▶ WHAT YOU HAVE TO DO: Retype the material that follows, keeping every word as it is.

▶ TASK DATA:
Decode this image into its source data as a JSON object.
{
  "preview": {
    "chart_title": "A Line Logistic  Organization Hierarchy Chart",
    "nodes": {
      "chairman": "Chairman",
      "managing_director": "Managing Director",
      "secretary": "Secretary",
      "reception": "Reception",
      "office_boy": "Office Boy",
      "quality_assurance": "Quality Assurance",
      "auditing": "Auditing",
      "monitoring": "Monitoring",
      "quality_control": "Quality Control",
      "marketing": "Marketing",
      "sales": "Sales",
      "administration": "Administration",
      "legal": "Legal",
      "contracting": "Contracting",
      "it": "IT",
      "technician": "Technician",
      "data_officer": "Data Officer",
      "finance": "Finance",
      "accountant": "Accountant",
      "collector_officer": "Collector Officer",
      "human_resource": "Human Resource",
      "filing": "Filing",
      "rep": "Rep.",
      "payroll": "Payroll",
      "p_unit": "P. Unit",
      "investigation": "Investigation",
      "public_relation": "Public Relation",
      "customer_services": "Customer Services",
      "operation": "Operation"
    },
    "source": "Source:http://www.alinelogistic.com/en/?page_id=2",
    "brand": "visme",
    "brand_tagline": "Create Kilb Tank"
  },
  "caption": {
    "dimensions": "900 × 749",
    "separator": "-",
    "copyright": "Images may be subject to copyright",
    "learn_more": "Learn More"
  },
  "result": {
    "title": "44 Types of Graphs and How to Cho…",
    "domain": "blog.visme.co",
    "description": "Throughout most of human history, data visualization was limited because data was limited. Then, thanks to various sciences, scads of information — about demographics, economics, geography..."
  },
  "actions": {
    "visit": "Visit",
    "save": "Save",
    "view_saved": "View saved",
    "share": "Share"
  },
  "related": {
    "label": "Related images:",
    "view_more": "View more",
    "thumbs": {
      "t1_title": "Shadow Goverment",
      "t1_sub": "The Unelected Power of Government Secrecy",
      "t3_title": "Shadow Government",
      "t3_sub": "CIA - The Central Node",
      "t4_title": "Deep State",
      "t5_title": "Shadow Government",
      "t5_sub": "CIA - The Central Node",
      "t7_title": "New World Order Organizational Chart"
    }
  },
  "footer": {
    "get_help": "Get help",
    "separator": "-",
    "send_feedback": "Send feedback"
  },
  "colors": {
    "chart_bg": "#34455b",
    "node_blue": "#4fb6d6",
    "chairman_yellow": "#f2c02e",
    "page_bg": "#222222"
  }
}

▶ PROBLEM SOLUTION:
Decode this image into its source data as a JSON object.
{
  "preview": {
    "chart_title": "A Line Logistic  Organization Hierarchy Chart",
    "nodes": {
      "chairman": "Chairman",
      "managing_director": "Managing Director",
      "secretary": "Secretary",
      "reception": "Reception",
      "office_boy": "Office Boy",
      "quality_assurance": "Quality Assurance",
      "auditing": "Auditing",
      "monitoring": "Monitoring",
      "quality_control": "Quality Control",
      "marketing": "Marketing",
      "sales": "Sales",
      "administration": "Administration",
      "legal": "Legal",
      "contracting": "Contracting",
      "it": "IT",
      "technician": "Technician",
      "data_officer": "Data Officer",
      "finance": "Finance",
      "accountant": "Accountant",
      "collector_officer": "Collector Officer",
      "human_resource": "Human Resource",
      "filing": "Filing",
      "rep": "Rep.",
      "payroll": "Payroll",
      "p_unit": "P. Unit",
      "investigation": "Investigation",
      "public_relation": "Public Relation",
      "customer_services": "Customer Services",
      "operation": "Operation"
    },
    "source": "Source:http://www.alinelogistic.com/en/?page_id=2",
    "brand": "visme",
    "brand_tagline": "Create Kilb Tank"
  },
  "caption": {
    "dimensions": "900 × 749",
    "separator": "-",
    "copyright": "Images may be subject to copyright",
    "learn_more": "Learn More"
  },
  "result": {
    "title": "44 Types of Graphs and How to Cho…",
    "domain": "blog.visme.co",
    "description": "Throughout most of human history, data visualization was limited because data was limited. Then, thanks to various sciences, scads of information — about demographics, economics, geography..."
  },
  "actions": {
    "visit": "Visit",
    "save": "Save",
    "view_saved": "View saved",
    "share": "Share"
  },
  "related": {
    "label": "Related images:",
    "view_more": "View more",
    "thumbs": {
      "t1_title": "Shadow Goverment",
      "t1_sub": "The Unelected Power of Government Secrecy",
      "t3_title": "Shadow Government",
      "t3_sub": "CIA - The Central Node",
      "t4_title": "Deep State",
      "t5_title": "Shadow Government",
      "t5_sub": "CIA - The Central Node",
      "t7_title": "New World Order Organizational Chart"
    }
  },
  "footer": {
    "get_help": "Get help",
    "separator": "-",
    "send_feedback": "Send feedback"
  },
  "colors": {
    "chart_bg": "#34455b",
    "node_blue": "#4fb6d6",
    "chairman_yellow": "#f2c02e",
    "page_bg": "#222222"
  }
}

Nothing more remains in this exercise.